## 作業内容
**1.** ボーカロイド教育版に関する記事から、「これら3種類のソフトは小中学校への提供だけでなく、パッケージとして2月から一般にも販売されるとのこと。」という一文を英語に訳してください。
**2.** ボーカロイド教育版を扱った記事を、最後の見出しの後から書き進めてください。

## 本文抜粋
::::

藤本健のDigital Audio Laboratory
第709回
音楽の授業にボカロ? 大人も買える「ボーカロイド教育版」を試した
2017年1月30日 12:37
先日、ヤマハが記者発表会を行ない、「Smart Education System」という学校の音楽教育現場に向けたICTを活用した教育ソリューションの提供を開始したことを発表。小中学校の音楽教育にヤマハの技術やノウハウを提供していくもので、その第一弾として「ボーカロイド教育版」など3種類のソフトが登場した。
これら3種類のソフトは小中学校への提供だけでなく、パッケージとして2月から一般にも販売されるとのこと。その発表会に参加して、ヤマハの意図などを聞いてきたのとともに、発売前のソフトウェアを入手できたので、大人が使っても面白いものなのか試してみた。
ボーカロイド教育版では何ができる?

::::

## 元データ
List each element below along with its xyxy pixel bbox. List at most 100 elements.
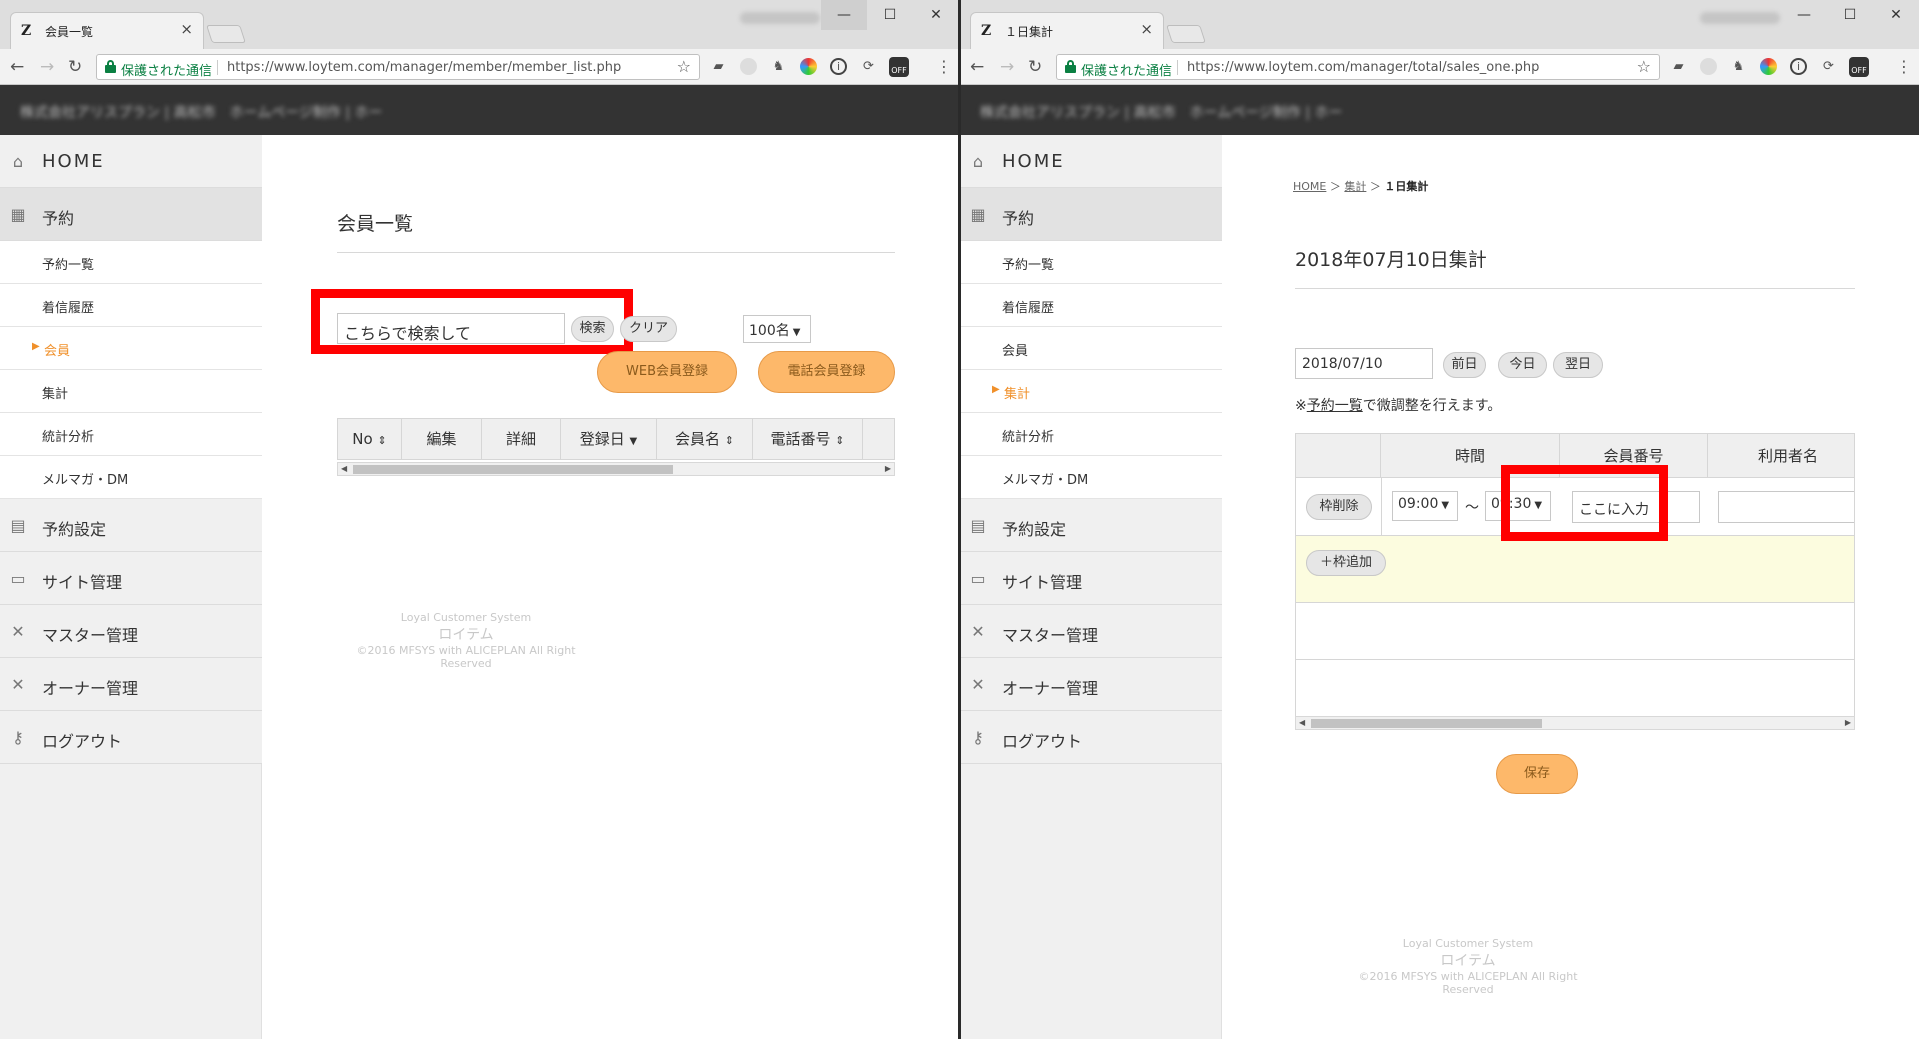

::::

## 回答一覧
**1.** These three pieces of software will reportedly be sold to the general public as packages starting in February, in addition to being provided to elementary and junior high schools.

**2.**
昨今の学校教育現場ではICT化が急速に進んでいるという。政府は昨年6月に「日本再興戦略2016」を閣議決定し、「すべての教育の課題発見・解決等のプロセスにおいて、各教科の特性に応じ、ITを効果的に活用する」とした。これによると2020年までに、子ども一人につき1台の端末を整備することや、ICTを活用して指導できる教員の割合を100%にすることなどを目指すとしている。
これにより、今後、教育現場において電子黒板やパソコン、タブレット端末といった教育向けハード機器やネットワーク環境が整備され、デジタル教材などの教育向けソフトのニーズが高まることが予想される。試算によると2017年には教育デジタルコンテンツ市場は100億円規模になるというから、ビジネス的に見てもかなりインパクトのあるものだ。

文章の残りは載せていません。